- **課題**:
1. 引用文のうち、「両方とも渡辺あや脚本でNHK」から「の評価も高いものがあります。」までの部分をそのまま引用しなさい。
2. 引用文の中で役を演じている俳優として名前が挙がっている人物を、すべて書き出しなさい。

いよいよ押し迫ってきました。恒例企画、2010年のテレビドラマ・ベスト5です。今年のドラマを通して2010年を振り返ってみましょう。

黒田 昭彦

執筆者:黒田 昭彦

ドラマガイド

3位『火の魚/その街のこども』

両方とも渡辺あや脚本でNHKの地方局制作(広島と大阪)、どちらがいいかというのも選べないし『火の魚』は最初の放送が中国地方限定で昨年7月、今年か?というのがやや微妙なのでセットで。

魚拓

魚拓

『火の魚』は室生犀星が自身をモデルにした小説が原作。創作意欲がなくなり瀬戸内海の島に引っ込んで官能小説を書いている村田省三(原田芳雄)に新しい担当編集の折見とち子(尾野真千子)がやってくる、と偏屈な老人と若い女性のやりとりが中心。金魚を新作の表紙にするため魚拓にして殺してしまったり、とち子がガンを再発したりで、最終的には「死」がテーマであることがわかります。

おもしろいのがとち子の言葉が「僭越ながら」「滅相もない」「お言葉を返すようですが」などものすごく古風なこと。携帯電話は使っているので現代のはなしなのに。時代にういているヒロインのキャラを象徴しているんでしょうか。

『その街のこども』は神戸出身の森山未來と阪神・淡路大震災当時は神戸の中学生だった佐藤江梨子演じる男女が、深夜に震災15年の神戸を歩き、その中でそれぞれ秘めた記憶をさらけだしていくというストーリー。
事実を受け入れることは時間がかかるということがよくわかります。制作のNHK大阪自体もこれまで何度かドラマの題材にしていますが、あまりいい出来ではありませんでした。フィクションとして消化するにも時間がかかります。

『火の魚』はモンテカルロ・テレビ祭・ゴールドニンフ賞、イタリア賞・単発ドラマ部門・最優秀賞など国内外で授賞多数。『その街のこども』は映像を追加した劇場版が2011年1月15日から全国で順次公開と放送後の評価も高いものがあります。

- **提供資料**:

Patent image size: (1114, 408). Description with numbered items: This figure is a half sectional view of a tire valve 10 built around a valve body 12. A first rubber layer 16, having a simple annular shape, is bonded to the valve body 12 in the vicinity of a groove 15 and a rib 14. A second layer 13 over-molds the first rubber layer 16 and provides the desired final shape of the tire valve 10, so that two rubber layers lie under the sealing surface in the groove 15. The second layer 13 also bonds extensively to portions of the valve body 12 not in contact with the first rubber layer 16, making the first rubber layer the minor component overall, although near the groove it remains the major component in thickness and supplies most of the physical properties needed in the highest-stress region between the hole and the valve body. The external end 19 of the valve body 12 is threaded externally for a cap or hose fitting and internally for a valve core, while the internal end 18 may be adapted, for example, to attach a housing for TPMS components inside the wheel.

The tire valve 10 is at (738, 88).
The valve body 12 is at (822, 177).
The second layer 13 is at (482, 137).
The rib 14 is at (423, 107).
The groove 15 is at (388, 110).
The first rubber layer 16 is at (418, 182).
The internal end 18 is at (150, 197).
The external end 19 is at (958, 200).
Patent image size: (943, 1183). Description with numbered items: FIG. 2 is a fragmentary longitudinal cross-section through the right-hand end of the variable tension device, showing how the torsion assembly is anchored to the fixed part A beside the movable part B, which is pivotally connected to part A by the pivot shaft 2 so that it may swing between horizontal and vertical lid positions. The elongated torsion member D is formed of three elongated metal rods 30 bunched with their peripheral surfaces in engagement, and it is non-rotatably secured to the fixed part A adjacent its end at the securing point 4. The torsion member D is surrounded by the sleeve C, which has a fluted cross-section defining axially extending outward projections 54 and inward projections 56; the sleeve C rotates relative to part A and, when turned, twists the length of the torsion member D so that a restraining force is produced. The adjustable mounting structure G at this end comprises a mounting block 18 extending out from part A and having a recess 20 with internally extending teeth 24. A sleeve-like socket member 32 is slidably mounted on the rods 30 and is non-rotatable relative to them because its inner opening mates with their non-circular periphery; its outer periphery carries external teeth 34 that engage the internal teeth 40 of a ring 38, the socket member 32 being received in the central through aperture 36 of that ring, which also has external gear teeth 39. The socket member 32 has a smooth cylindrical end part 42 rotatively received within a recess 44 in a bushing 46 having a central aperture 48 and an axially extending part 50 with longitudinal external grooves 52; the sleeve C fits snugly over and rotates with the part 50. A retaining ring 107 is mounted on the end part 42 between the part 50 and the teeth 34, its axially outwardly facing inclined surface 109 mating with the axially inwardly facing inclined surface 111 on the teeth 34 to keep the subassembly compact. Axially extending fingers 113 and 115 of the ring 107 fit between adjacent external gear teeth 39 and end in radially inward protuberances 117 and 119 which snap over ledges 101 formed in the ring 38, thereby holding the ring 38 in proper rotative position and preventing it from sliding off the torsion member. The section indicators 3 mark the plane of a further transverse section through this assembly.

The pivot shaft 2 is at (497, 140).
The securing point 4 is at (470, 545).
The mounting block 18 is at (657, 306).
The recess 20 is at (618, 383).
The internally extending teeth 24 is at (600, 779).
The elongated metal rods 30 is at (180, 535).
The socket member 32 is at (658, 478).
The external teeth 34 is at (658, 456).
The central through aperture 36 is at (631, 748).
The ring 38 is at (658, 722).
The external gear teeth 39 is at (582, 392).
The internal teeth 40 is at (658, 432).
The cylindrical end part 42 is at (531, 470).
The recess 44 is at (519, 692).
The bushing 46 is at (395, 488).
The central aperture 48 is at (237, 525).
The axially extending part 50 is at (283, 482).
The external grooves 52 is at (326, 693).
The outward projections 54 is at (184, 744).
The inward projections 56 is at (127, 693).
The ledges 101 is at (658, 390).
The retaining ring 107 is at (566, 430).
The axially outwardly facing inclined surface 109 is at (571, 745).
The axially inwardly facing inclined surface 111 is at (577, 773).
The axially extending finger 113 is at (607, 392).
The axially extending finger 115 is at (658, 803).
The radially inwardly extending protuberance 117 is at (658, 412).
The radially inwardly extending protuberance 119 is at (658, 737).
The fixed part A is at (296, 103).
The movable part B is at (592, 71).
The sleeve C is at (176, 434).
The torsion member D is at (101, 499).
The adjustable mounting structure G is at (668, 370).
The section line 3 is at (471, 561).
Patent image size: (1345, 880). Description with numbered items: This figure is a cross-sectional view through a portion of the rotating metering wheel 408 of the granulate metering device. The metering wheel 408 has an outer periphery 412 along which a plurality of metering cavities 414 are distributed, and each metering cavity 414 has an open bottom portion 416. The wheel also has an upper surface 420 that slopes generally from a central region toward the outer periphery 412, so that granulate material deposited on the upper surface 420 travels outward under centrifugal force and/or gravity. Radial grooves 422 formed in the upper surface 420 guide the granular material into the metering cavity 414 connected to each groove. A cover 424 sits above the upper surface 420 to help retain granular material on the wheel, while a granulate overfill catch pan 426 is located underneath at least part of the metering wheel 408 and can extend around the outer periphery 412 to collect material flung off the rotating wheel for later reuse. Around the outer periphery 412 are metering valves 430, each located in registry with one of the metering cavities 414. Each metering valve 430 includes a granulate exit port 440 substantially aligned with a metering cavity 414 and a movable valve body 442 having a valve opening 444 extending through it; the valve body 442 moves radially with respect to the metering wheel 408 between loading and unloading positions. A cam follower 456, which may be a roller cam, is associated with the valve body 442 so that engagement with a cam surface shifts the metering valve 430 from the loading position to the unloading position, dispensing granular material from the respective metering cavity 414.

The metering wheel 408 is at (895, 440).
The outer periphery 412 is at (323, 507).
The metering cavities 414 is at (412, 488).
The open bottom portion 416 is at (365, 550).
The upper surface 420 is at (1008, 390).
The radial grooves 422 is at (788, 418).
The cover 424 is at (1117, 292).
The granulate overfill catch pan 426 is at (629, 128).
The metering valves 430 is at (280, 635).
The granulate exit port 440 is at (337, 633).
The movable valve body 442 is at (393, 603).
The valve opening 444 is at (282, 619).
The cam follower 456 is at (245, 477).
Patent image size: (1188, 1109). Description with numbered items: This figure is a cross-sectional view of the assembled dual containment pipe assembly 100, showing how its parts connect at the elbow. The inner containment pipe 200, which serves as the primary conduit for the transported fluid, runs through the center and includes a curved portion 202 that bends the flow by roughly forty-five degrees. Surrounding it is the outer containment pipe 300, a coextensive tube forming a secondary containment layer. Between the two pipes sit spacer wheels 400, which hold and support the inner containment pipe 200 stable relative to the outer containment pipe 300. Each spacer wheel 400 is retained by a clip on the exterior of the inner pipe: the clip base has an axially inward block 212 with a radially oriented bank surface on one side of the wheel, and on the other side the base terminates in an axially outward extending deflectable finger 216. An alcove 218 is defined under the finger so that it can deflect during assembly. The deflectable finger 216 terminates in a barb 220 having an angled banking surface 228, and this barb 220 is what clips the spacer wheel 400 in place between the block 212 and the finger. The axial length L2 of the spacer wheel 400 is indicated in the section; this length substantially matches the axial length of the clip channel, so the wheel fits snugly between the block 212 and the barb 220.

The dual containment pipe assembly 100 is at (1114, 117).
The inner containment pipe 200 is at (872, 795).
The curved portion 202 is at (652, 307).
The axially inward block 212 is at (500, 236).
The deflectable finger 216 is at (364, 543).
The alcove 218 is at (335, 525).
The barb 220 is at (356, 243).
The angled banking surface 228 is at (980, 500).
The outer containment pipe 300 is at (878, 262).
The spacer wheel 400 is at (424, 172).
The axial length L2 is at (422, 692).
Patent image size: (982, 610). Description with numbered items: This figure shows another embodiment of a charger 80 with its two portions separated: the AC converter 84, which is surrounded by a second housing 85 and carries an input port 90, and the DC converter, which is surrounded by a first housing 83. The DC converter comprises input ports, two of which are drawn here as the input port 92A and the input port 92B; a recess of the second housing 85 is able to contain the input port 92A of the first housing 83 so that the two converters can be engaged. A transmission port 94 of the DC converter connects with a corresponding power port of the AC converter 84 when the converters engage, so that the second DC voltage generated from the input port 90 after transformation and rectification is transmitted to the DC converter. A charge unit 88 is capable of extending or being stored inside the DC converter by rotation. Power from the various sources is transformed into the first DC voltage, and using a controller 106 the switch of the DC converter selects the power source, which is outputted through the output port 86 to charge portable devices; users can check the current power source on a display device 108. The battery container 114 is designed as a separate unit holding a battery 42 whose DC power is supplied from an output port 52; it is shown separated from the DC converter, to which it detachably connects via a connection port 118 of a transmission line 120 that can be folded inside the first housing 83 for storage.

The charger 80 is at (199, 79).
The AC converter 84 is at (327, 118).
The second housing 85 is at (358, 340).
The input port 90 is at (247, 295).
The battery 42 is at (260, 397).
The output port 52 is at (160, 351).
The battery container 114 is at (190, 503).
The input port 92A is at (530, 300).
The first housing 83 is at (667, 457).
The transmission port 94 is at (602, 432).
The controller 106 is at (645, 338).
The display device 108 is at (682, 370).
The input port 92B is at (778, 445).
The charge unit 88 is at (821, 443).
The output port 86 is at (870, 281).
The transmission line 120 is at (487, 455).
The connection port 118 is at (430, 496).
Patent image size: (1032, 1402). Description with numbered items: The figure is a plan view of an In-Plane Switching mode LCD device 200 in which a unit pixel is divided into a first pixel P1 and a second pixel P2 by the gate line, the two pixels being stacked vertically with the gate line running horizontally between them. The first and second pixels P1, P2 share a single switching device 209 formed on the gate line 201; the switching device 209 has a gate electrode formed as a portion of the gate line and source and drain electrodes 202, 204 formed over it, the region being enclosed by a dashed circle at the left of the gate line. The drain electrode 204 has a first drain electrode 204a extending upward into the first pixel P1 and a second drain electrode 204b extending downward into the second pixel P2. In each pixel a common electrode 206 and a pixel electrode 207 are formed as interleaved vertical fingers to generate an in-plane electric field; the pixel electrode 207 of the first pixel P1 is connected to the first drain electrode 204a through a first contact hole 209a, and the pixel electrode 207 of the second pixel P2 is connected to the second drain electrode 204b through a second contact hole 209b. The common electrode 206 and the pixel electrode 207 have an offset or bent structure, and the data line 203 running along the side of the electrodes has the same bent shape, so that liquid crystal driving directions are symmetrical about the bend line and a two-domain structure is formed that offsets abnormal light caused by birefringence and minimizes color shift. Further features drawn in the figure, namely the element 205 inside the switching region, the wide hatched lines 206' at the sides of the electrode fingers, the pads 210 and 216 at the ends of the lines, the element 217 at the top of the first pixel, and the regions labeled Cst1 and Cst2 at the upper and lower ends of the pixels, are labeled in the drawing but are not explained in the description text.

- **解答**:
1.
両方とも渡辺あや脚本でNHKの地方局制作(広島と大阪)、どちらがいいかというのも選べないし『火の魚』は最初の放送が中国地方限定で昨年7月、今年か?というのがやや微妙なのでセットで。

魚拓

魚拓

『火の魚』は室生犀星が自身をモデルにした小説が原作。創作意欲がなくなり瀬戸内海の島に引っ込んで官能小説を書いている村田省三(原田芳雄)に新しい担当編集の折見とち子(尾野真千子)がやってくる、と偏屈な老人と若い女性のやりとりが中心。金魚を新作の表紙にするため魚拓にして殺してしまったり、とち子がガンを再発したりで、最終的には「死」がテーマであることがわかります。

おもしろいのがとち子の言葉が「僭越ながら」「滅相もない」「お言葉を返すようですが」などものすごく古風なこと。携帯電話は使っているので現代のはなしなのに。時代にういているヒロインのキャラを象徴しているんでしょうか。

『その街のこども』は神戸出身の森山未來と阪神・淡路大震災当時は神戸の中学生だった佐藤江梨子演じる男女が、深夜に震災15年の神戸を歩き、その中でそれぞれ秘めた記憶をさらけだしていくというストーリー。
事実を受け入れることは時間がかかるということがよくわかります。制作のNHK大阪自体もこれまで何度かドラマの題材にしていますが、あまりいい出来ではありませんでした。フィクションとして消化するにも時間がかかります。

『火の魚』はモンテカルロ・テレビ祭・ゴールドニンフ賞、イタリア賞・単発ドラマ部門・最優秀賞など国内外で授賞多数。『その街のこども』は映像を追加した劇場版が2011年1月15日から全国で順次公開と放送後の評価も高いものがあります。

2. 原田芳雄、尾野真千子、森山未來、佐藤江梨子